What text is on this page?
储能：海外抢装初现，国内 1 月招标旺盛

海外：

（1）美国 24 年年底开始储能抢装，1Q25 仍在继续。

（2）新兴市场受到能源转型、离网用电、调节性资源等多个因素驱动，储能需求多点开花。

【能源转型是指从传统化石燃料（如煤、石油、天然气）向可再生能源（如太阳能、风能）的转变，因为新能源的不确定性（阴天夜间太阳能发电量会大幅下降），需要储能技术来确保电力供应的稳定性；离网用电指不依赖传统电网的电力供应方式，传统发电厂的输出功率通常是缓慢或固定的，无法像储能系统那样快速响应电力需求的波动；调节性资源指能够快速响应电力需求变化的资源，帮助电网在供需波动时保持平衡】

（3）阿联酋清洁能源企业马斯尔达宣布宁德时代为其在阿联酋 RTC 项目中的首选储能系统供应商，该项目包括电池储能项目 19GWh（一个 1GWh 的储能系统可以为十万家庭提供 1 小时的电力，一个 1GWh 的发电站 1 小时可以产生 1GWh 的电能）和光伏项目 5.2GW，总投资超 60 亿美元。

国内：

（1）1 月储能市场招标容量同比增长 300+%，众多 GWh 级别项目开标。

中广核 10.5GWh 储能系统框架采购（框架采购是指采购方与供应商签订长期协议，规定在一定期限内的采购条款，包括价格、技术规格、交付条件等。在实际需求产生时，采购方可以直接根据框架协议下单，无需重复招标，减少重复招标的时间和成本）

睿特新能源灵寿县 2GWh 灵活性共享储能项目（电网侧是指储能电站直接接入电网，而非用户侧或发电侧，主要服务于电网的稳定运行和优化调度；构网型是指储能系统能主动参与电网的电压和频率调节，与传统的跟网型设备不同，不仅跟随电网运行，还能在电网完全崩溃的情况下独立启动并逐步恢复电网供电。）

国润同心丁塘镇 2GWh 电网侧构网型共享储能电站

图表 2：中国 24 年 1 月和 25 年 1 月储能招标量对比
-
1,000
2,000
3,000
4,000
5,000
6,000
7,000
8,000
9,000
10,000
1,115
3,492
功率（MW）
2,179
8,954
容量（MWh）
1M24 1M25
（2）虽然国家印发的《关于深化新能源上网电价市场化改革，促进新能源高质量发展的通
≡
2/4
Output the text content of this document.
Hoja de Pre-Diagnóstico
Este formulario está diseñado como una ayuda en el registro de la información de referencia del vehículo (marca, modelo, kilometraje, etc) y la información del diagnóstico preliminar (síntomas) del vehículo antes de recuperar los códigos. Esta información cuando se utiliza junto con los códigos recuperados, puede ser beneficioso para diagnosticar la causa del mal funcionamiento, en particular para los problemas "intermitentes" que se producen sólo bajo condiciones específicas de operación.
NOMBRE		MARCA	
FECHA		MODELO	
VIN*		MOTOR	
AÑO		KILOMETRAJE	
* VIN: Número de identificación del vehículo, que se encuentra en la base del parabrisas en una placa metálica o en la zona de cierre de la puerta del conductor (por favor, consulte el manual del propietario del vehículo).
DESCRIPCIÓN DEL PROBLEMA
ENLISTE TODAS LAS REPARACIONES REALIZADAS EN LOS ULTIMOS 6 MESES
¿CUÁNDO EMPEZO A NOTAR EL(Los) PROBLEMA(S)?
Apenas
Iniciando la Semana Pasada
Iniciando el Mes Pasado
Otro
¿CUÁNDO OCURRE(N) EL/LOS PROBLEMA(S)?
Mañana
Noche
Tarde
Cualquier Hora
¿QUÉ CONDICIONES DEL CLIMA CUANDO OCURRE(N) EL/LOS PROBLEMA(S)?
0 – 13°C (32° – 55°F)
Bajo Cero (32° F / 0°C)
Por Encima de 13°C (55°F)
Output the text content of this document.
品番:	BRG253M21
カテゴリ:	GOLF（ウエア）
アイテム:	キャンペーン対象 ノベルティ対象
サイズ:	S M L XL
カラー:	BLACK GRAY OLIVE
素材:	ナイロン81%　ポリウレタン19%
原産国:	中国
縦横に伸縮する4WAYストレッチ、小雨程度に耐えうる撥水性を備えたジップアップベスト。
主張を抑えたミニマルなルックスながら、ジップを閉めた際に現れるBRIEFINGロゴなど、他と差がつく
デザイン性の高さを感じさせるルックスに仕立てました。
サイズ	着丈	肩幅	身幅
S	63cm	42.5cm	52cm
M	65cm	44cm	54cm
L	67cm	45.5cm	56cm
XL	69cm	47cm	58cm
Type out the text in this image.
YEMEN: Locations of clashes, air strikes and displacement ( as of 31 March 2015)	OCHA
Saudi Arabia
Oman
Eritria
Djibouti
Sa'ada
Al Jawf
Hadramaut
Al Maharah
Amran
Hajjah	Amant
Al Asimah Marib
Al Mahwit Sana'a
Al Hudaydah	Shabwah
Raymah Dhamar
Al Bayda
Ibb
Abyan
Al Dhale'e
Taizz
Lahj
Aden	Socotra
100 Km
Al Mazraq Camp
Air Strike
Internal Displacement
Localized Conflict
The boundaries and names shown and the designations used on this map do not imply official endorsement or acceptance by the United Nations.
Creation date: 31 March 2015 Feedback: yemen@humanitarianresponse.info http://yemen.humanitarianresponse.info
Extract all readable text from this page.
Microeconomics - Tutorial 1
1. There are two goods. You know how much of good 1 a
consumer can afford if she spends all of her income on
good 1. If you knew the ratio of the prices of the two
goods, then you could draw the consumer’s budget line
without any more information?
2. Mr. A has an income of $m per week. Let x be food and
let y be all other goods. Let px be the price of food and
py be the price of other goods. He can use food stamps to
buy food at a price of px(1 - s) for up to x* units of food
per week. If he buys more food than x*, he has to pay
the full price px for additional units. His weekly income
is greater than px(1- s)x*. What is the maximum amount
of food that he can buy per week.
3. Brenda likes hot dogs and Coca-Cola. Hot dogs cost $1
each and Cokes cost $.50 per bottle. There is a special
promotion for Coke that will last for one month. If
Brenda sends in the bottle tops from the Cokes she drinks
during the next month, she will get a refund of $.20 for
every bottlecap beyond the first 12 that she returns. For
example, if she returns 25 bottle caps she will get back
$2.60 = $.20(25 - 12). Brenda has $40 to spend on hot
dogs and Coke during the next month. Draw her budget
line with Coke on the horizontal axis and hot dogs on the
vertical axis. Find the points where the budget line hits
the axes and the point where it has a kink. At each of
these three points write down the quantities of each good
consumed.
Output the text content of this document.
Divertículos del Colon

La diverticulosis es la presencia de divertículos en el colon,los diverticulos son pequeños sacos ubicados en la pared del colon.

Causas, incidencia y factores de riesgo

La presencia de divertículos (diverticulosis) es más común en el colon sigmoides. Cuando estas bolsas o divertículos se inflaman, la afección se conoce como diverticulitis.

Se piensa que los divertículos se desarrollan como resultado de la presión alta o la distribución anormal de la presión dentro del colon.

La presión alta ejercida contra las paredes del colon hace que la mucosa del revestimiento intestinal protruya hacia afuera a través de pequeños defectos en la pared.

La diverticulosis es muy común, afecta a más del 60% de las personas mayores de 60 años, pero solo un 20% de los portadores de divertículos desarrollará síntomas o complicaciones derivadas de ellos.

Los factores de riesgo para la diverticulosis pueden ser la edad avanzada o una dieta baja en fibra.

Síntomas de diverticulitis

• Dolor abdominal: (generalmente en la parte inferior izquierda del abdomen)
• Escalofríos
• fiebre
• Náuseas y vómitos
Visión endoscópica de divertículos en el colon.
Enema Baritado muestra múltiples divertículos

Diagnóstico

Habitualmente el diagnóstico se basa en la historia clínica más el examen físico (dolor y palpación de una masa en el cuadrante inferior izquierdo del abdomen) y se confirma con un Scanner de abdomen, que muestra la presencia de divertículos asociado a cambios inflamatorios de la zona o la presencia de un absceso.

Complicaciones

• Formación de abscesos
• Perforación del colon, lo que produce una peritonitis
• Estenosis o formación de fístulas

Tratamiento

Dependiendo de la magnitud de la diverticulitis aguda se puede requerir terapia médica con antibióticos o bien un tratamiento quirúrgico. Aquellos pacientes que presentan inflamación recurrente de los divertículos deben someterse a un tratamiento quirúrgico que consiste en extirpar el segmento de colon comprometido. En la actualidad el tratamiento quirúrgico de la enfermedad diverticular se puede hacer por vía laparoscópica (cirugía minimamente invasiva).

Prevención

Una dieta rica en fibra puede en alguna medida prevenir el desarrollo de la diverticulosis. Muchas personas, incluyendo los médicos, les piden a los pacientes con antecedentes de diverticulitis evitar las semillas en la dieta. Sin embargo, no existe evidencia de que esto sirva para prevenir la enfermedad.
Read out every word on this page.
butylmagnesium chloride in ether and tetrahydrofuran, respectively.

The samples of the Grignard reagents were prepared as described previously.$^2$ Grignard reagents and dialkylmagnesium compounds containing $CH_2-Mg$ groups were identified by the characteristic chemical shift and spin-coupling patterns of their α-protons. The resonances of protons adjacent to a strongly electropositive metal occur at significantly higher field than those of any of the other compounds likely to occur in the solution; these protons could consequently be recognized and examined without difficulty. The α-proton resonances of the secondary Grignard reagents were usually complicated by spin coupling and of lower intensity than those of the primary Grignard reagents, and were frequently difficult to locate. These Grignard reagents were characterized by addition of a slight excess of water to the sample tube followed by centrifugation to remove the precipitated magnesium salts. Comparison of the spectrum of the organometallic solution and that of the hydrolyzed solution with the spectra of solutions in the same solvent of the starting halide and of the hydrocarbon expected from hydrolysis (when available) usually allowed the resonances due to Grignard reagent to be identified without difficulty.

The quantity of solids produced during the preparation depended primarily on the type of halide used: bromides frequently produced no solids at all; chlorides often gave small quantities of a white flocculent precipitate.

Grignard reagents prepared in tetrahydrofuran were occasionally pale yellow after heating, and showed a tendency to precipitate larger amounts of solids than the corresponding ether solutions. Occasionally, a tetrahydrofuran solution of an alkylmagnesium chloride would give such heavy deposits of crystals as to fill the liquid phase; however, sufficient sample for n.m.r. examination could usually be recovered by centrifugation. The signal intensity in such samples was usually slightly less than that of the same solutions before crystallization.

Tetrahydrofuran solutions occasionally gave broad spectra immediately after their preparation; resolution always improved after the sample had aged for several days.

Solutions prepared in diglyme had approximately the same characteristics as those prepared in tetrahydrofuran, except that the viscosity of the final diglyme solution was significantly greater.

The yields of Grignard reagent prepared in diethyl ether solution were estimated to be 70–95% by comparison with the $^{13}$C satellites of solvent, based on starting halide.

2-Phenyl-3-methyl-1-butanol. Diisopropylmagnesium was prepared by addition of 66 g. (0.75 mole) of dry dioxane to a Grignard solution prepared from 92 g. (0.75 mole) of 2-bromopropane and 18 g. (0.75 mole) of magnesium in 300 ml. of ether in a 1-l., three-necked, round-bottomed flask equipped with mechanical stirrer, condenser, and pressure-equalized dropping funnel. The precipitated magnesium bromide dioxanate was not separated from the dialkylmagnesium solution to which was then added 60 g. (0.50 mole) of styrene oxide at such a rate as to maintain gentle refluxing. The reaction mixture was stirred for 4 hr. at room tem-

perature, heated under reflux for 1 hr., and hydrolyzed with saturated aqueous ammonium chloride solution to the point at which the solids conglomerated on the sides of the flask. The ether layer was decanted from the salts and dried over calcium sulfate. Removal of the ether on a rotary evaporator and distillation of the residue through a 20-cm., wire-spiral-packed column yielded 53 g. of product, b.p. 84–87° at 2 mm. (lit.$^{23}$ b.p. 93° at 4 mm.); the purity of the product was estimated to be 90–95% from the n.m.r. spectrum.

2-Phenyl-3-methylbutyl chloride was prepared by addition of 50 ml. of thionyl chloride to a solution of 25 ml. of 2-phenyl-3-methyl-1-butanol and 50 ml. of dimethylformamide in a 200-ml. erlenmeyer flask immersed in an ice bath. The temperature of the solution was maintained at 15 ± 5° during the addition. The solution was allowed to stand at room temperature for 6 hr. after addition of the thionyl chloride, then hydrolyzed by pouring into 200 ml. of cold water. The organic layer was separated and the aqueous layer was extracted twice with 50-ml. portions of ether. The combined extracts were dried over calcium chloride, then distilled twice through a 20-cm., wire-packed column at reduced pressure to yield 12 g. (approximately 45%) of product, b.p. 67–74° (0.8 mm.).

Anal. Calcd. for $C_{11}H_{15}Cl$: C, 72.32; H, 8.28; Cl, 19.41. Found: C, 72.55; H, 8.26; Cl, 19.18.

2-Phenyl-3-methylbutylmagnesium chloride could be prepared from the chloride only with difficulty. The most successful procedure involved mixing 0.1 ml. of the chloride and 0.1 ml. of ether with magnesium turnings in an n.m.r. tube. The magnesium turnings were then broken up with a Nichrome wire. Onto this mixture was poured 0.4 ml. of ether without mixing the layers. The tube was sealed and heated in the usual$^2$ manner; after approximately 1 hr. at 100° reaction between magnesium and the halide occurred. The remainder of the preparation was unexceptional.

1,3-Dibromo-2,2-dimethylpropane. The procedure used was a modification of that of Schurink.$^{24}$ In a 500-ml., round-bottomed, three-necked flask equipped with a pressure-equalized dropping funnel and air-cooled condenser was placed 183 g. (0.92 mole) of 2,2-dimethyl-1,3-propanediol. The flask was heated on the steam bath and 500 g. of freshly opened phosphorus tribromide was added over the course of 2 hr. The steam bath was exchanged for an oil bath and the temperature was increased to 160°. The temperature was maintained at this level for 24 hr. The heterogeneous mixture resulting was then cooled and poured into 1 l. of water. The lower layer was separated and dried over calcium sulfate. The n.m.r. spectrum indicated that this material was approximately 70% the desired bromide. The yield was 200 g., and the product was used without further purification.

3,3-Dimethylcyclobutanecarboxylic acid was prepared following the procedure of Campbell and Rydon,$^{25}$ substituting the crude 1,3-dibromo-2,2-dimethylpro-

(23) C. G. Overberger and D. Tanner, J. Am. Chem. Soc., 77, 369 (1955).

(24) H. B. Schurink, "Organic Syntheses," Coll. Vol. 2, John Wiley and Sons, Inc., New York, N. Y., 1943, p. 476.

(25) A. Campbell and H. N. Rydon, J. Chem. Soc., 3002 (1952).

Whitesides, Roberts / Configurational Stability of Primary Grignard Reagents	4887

(Given exercise) Select every line of the material above holding the word "pequeños" and copy it.

(Complete answer)
La diverticulosis es la presencia de divertículos en el colon,los diverticulos son pequeños sacos ubicados en la pared del colon.
La presión alta ejercida contra las paredes del colon hace que la mucosa del revestimiento intestinal protruya hacia afuera a través de pequeños defectos en la pared.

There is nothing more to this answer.